>> begin The input
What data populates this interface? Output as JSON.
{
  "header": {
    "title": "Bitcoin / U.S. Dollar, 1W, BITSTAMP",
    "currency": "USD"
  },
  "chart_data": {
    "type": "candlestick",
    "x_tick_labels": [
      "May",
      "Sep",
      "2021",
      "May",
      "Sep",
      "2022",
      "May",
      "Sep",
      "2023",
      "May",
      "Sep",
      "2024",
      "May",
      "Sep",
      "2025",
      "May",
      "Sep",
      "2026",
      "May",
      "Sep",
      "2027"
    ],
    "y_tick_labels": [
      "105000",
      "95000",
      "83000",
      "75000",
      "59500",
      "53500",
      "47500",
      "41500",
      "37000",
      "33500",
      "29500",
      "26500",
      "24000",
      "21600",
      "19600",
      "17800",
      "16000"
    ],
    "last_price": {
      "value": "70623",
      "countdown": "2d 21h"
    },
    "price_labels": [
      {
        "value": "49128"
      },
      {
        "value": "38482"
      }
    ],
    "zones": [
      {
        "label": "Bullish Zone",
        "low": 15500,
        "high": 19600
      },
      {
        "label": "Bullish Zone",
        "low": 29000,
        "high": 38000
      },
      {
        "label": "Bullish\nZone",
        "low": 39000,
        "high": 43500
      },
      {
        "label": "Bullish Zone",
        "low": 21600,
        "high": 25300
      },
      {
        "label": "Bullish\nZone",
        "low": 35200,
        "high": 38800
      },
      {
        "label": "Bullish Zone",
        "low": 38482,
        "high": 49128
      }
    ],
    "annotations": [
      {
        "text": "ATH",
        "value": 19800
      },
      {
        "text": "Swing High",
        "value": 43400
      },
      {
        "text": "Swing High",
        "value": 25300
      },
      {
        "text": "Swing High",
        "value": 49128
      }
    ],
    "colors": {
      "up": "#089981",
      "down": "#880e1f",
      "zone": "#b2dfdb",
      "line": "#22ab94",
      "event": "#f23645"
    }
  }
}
>> end The input
#### [Stated exercise]
Emit the full listing verbatim.

#### [Exercise response]
What data populates this interface? Output as JSON.
{
  "header": {
    "title": "Bitcoin / U.S. Dollar, 1W, BITSTAMP",
    "currency": "USD"
  },
  "chart_data": {
    "type": "candlestick",
    "x_tick_labels": [
      "May",
      "Sep",
      "2021",
      "May",
      "Sep",
      "2022",
      "May",
      "Sep",
      "2023",
      "May",
      "Sep",
      "2024",
      "May",
      "Sep",
      "2025",
      "May",
      "Sep",
      "2026",
      "May",
      "Sep",
      "2027"
    ],
    "y_tick_labels": [
      "105000",
      "95000",
      "83000",
      "75000",
      "59500",
      "53500",
      "47500",
      "41500",
      "37000",
      "33500",
      "29500",
      "26500",
      "24000",
      "21600",
      "19600",
      "17800",
      "16000"
    ],
    "last_price": {
      "value": "70623",
      "countdown": "2d 21h"
    },
    "price_labels": [
      {
        "value": "49128"
      },
      {
        "value": "38482"
      }
    ],
    "zones": [
      {
        "label": "Bullish Zone",
        "low": 15500,
        "high": 19600
      },
      {
        "label": "Bullish Zone",
        "low": 29000,
        "high": 38000
      },
      {
        "label": "Bullish\nZone",
        "low": 39000,
        "high": 43500
      },
      {
        "label": "Bullish Zone",
        "low": 21600,
        "high": 25300
      },
      {
        "label": "Bullish\nZone",
        "low": 35200,
        "high": 38800
      },
      {
        "label": "Bullish Zone",
        "low": 38482,
        "high": 49128
      }
    ],
    "annotations": [
      {
        "text": "ATH",
        "value": 19800
      },
      {
        "text": "Swing High",
        "value": 43400
      },
      {
        "text": "Swing High",
        "value": 25300
      },
      {
        "text": "Swing High",
        "value": 49128
      }
    ],
    "colors": {
      "up": "#089981",
      "down": "#880e1f",
      "zone": "#b2dfdb",
      "line": "#22ab94",
      "event": "#f23645"
    }
  }
}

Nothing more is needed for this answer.